WORK TO DO — Copy each line holding the string "scene".

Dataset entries
[Begin]

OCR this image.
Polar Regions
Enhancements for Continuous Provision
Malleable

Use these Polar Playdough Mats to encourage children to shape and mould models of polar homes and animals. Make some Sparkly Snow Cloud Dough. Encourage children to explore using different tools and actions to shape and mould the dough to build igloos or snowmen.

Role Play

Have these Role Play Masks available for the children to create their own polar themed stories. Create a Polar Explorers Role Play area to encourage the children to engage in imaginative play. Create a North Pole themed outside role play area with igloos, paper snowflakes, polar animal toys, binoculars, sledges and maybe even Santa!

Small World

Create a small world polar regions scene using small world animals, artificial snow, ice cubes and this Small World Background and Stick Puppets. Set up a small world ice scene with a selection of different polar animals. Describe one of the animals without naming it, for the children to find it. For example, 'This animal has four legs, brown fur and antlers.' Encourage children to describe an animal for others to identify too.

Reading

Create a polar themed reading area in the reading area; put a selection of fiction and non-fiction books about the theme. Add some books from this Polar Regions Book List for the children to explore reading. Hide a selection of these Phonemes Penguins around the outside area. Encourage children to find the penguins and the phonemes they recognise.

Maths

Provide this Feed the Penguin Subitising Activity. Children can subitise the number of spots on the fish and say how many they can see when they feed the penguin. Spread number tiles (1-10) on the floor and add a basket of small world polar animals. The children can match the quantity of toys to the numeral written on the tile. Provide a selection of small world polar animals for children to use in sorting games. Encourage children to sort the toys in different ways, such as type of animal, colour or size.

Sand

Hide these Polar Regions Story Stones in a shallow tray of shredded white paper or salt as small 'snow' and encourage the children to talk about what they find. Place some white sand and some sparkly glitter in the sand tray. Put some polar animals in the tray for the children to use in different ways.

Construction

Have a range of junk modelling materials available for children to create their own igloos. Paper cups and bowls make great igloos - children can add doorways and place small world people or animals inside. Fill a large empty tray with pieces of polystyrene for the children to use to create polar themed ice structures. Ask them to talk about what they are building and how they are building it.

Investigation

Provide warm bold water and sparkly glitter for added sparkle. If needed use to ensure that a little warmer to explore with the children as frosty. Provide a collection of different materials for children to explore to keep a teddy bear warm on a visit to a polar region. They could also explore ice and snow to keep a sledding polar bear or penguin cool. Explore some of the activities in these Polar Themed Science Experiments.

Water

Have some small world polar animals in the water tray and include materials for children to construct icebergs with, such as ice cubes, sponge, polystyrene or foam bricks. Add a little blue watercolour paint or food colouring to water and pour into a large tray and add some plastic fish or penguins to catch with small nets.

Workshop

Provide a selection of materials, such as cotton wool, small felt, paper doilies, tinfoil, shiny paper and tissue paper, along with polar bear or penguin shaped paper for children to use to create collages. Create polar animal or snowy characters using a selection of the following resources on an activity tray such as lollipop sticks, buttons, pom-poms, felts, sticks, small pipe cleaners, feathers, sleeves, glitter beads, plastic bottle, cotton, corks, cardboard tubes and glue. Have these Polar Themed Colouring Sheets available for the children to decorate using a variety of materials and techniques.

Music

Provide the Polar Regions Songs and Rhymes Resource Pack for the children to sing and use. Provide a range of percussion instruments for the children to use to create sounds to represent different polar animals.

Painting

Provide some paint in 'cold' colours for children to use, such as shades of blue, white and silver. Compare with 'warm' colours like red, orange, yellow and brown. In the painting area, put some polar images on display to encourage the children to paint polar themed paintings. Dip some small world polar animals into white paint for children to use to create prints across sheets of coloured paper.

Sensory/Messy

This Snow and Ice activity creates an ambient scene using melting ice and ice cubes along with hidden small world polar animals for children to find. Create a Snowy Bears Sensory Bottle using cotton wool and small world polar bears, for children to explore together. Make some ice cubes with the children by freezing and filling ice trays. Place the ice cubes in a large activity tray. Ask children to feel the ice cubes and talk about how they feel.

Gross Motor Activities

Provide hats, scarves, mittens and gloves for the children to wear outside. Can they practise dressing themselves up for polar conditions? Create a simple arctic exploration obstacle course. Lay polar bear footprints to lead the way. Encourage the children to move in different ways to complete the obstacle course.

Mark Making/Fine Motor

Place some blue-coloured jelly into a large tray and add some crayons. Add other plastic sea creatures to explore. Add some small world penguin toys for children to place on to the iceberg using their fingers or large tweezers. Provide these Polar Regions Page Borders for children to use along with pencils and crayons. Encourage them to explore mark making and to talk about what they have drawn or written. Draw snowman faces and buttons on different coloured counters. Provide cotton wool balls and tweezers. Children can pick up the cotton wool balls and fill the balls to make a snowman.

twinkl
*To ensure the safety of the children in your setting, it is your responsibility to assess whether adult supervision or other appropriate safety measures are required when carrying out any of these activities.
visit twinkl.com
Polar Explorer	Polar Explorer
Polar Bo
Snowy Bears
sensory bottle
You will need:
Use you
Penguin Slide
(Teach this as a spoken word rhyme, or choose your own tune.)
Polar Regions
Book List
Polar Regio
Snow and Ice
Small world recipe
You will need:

[End]

FULL SOLUTION —
Create a small world polar regions scene using small world animals, artificial snow, ice cubes and this Small World Background and Stick Puppets. Set up a small world ice scene with a selection of different polar animals. Describe one of the animals without naming it, for the children to find it. For example, 'This animal has four legs, brown fur and antlers.' Encourage children to describe an animal for others to identify too.
This Snow and Ice activity creates an ambient scene using melting ice and ice cubes along with hidden small world polar animals for children to find. Create a Snowy Bears Sensory Bottle using cotton wool and small world polar bears, for children to explore together. Make some ice cubes with the children by freezing and filling ice trays. Place the ice cubes in a large activity tray. Ask children to feel the ice cubes and talk about how they feel.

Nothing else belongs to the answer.